What you are asked to do ::
Restate the data word for word and leave the images out.

Supplied data ::
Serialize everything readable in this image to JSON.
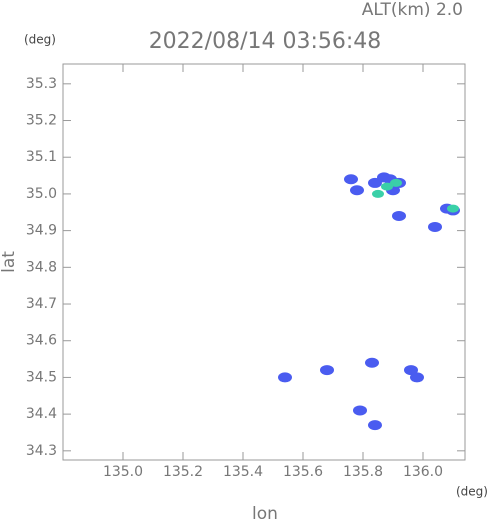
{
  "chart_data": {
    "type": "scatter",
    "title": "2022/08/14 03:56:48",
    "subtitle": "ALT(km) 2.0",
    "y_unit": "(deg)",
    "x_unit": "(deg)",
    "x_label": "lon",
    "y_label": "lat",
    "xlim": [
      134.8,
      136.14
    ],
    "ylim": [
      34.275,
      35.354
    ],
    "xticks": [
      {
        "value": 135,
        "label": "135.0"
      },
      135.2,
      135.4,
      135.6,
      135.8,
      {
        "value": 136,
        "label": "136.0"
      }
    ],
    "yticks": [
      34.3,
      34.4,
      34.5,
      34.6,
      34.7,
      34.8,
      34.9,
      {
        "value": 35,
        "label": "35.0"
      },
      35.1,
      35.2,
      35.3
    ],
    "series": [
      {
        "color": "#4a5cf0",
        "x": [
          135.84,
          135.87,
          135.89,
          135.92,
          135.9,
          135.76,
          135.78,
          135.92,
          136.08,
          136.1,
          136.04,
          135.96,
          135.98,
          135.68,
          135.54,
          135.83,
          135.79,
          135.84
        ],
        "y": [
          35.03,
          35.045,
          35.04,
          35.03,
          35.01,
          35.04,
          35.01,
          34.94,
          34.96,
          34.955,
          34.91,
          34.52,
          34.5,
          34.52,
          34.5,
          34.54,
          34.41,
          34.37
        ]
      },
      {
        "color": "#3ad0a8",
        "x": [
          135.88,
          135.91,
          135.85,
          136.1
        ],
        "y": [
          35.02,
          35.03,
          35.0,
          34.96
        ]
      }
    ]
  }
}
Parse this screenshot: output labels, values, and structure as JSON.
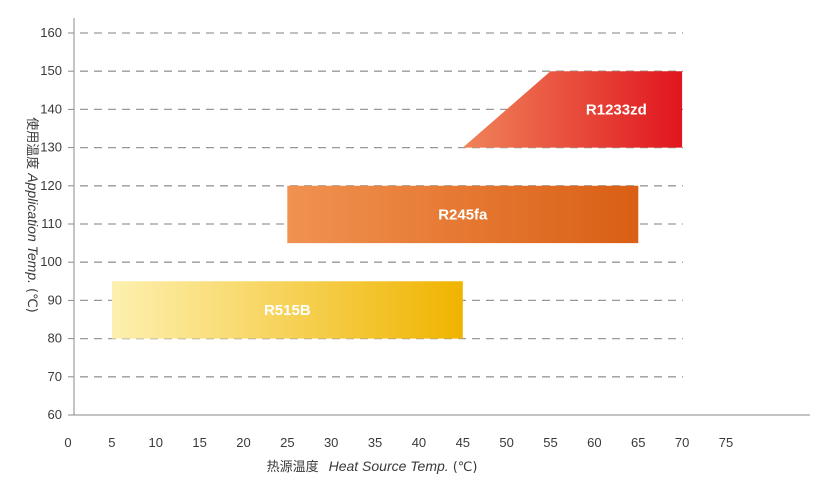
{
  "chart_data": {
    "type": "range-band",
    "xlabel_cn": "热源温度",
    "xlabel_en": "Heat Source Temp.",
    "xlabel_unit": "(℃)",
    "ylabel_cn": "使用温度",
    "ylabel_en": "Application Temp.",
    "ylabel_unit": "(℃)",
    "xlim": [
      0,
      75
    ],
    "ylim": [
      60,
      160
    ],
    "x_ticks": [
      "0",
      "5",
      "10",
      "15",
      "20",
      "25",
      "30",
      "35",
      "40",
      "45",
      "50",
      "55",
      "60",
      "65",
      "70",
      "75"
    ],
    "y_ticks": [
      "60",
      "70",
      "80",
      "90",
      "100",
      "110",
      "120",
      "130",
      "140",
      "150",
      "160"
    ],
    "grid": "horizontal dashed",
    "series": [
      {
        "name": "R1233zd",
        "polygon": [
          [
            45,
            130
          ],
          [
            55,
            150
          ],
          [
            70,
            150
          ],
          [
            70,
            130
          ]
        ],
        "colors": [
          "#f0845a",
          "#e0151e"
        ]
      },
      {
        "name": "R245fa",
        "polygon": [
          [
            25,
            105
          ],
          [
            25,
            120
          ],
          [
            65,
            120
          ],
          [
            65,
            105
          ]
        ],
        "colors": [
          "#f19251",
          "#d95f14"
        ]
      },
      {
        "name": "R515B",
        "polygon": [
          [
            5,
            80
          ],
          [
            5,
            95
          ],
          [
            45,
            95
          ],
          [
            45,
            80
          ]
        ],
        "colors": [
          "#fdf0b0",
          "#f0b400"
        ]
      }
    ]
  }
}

Written answer ::
Serialize everything readable in this image to JSON.
{
  "chart_data": {
    "type": "scatter",
    "title": "2022/08/14 03:56:48",
    "subtitle": "ALT(km) 2.0",
    "y_unit": "(deg)",
    "x_unit": "(deg)",
    "x_label": "lon",
    "y_label": "lat",
    "xlim": [
      134.8,
      136.14
    ],
    "ylim": [
      34.275,
      35.354
    ],
    "xticks": [
      {
        "value": 135,
        "label": "135.0"
      },
      135.2,
      135.4,
      135.6,
      135.8,
      {
        "value": 136,
        "label": "136.0"
      }
    ],
    "yticks": [
      34.3,
      34.4,
      34.5,
      34.6,
      34.7,
      34.8,
      34.9,
      {
        "value": 35,
        "label": "35.0"
      },
      35.1,
      35.2,
      35.3
    ],
    "series": [
      {
        "color": "#4a5cf0",
        "x": [
          135.84,
          135.87,
          135.89,
          135.92,
          135.9,
          135.76,
          135.78,
          135.92,
          136.08,
          136.1,
          136.04,
          135.96,
          135.98,
          135.68,
          135.54,
          135.83,
          135.79,
          135.84
        ],
        "y": [
          35.03,
          35.045,
          35.04,
          35.03,
          35.01,
          35.04,
          35.01,
          34.94,
          34.96,
          34.955,
          34.91,
          34.52,
          34.5,
          34.52,
          34.5,
          34.54,
          34.41,
          34.37
        ]
      },
      {
        "color": "#3ad0a8",
        "x": [
          135.88,
          135.91,
          135.85,
          136.1
        ],
        "y": [
          35.02,
          35.03,
          35.0,
          34.96
        ]
      }
    ]
  }
}
Parse this screenshot: output labels, values, and structure as JSON.
{
  "chart_data": {
    "type": "range-band",
    "xlabel_cn": "热源温度",
    "xlabel_en": "Heat Source Temp.",
    "xlabel_unit": "(℃)",
    "ylabel_cn": "使用温度",
    "ylabel_en": "Application Temp.",
    "ylabel_unit": "(℃)",
    "xlim": [
      0,
      75
    ],
    "ylim": [
      60,
      160
    ],
    "x_ticks": [
      "0",
      "5",
      "10",
      "15",
      "20",
      "25",
      "30",
      "35",
      "40",
      "45",
      "50",
      "55",
      "60",
      "65",
      "70",
      "75"
    ],
    "y_ticks": [
      "60",
      "70",
      "80",
      "90",
      "100",
      "110",
      "120",
      "130",
      "140",
      "150",
      "160"
    ],
    "grid": "horizontal dashed",
    "series": [
      {
        "name": "R1233zd",
        "polygon": [
          [
            45,
            130
          ],
          [
            55,
            150
          ],
          [
            70,
            150
          ],
          [
            70,
            130
          ]
        ],
        "colors": [
          "#f0845a",
          "#e0151e"
        ]
      },
      {
        "name": "R245fa",
        "polygon": [
          [
            25,
            105
          ],
          [
            25,
            120
          ],
          [
            65,
            120
          ],
          [
            65,
            105
          ]
        ],
        "colors": [
          "#f19251",
          "#d95f14"
        ]
      },
      {
        "name": "R515B",
        "polygon": [
          [
            5,
            80
          ],
          [
            5,
            95
          ],
          [
            45,
            95
          ],
          [
            45,
            80
          ]
        ],
        "colors": [
          "#fdf0b0",
          "#f0b400"
        ]
      }
    ]
  }
}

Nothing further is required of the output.